Short task
Pull out all lines from the listing below in which the word "JSON" appears.

— start Material for the task —

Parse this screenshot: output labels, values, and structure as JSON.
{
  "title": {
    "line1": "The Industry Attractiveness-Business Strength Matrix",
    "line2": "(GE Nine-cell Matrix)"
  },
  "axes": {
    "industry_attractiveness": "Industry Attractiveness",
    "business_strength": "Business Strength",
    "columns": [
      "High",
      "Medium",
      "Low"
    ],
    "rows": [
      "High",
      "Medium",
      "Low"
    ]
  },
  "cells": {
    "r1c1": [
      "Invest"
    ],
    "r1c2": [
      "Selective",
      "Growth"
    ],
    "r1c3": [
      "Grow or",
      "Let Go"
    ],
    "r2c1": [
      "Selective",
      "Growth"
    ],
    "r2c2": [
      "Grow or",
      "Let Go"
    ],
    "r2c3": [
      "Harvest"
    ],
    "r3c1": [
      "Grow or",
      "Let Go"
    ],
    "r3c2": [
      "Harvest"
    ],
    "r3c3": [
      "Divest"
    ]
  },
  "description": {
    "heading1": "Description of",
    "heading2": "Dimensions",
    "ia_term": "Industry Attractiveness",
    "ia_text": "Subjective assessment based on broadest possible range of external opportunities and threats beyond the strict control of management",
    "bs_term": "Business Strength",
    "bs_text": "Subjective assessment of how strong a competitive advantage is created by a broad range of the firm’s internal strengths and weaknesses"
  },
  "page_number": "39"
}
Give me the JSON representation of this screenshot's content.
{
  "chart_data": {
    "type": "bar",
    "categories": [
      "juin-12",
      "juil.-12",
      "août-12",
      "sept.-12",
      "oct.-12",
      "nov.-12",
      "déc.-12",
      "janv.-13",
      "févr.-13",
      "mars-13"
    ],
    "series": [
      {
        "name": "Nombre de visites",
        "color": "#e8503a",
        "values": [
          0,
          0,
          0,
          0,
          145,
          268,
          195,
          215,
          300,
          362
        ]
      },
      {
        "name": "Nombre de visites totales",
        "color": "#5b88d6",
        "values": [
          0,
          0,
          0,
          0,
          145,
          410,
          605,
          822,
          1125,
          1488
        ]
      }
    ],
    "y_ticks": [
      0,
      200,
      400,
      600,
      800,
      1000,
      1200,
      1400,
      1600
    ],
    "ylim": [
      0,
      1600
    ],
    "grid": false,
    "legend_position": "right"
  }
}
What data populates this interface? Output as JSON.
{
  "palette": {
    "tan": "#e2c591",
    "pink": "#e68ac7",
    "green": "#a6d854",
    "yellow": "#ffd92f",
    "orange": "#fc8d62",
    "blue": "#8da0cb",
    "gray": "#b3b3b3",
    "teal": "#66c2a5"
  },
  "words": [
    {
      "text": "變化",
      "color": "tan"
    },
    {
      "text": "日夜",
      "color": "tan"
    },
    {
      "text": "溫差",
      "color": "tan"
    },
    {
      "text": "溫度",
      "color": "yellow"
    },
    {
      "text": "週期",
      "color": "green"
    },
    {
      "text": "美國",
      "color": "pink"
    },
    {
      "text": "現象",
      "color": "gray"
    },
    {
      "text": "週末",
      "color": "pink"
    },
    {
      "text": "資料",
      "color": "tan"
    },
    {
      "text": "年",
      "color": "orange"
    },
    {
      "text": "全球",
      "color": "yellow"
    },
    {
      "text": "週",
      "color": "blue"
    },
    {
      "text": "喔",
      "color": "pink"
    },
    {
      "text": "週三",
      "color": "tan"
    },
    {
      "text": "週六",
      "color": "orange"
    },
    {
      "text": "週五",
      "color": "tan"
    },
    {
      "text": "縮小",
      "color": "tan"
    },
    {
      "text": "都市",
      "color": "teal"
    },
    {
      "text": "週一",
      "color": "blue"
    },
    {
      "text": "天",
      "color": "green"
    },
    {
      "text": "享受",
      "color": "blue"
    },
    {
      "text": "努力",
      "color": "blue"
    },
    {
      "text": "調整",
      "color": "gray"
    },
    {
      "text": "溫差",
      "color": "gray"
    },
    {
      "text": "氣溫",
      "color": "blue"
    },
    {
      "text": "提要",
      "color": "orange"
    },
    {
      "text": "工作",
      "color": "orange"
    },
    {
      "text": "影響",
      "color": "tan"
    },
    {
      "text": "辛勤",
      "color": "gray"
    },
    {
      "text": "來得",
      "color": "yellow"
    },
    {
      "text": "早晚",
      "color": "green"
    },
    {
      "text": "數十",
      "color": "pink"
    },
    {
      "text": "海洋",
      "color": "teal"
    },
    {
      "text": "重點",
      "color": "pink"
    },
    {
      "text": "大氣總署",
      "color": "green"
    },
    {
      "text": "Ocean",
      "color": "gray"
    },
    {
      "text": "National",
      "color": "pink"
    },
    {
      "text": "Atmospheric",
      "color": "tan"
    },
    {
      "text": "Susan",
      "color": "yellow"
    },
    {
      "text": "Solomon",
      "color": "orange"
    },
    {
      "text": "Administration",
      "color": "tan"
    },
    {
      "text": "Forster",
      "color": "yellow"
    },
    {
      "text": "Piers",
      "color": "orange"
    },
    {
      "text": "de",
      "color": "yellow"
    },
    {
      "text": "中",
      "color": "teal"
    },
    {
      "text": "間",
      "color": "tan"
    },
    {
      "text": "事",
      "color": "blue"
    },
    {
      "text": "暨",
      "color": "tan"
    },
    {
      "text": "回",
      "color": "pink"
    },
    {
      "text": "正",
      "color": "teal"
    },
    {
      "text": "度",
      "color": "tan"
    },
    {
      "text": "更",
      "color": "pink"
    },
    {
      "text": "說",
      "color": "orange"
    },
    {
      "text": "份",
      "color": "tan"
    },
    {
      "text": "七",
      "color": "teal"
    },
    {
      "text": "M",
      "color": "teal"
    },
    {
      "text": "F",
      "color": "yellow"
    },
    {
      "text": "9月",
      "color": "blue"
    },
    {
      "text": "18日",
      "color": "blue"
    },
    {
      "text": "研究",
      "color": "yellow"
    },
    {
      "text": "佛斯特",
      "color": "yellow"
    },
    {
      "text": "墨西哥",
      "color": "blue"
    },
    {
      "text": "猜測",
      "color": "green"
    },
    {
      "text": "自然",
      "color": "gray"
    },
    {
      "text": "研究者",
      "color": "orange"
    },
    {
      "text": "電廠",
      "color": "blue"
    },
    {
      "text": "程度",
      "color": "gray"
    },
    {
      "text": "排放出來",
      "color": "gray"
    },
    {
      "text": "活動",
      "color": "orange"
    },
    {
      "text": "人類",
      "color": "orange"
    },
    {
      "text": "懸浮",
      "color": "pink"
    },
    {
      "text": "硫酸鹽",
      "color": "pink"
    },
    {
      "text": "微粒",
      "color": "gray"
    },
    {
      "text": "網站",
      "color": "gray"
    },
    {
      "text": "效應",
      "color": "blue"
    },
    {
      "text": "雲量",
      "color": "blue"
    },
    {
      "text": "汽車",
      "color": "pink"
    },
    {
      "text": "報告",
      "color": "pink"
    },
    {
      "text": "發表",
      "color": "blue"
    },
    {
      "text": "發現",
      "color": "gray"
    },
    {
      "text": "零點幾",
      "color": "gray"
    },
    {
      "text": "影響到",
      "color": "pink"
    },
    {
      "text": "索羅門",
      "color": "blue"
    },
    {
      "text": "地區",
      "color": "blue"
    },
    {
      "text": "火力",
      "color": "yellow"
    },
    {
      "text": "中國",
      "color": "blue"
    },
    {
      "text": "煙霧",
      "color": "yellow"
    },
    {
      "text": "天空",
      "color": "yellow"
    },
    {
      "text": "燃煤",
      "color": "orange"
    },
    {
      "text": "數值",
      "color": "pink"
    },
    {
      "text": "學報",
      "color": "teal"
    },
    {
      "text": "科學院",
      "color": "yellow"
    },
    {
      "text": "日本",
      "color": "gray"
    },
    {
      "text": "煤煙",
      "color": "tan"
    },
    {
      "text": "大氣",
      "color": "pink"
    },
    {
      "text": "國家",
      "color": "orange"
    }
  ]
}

— end Material for the task —

The reply
Parse this screenshot: output labels, values, and structure as JSON.
Give me the JSON representation of this screenshot's content.
What data populates this interface? Output as JSON.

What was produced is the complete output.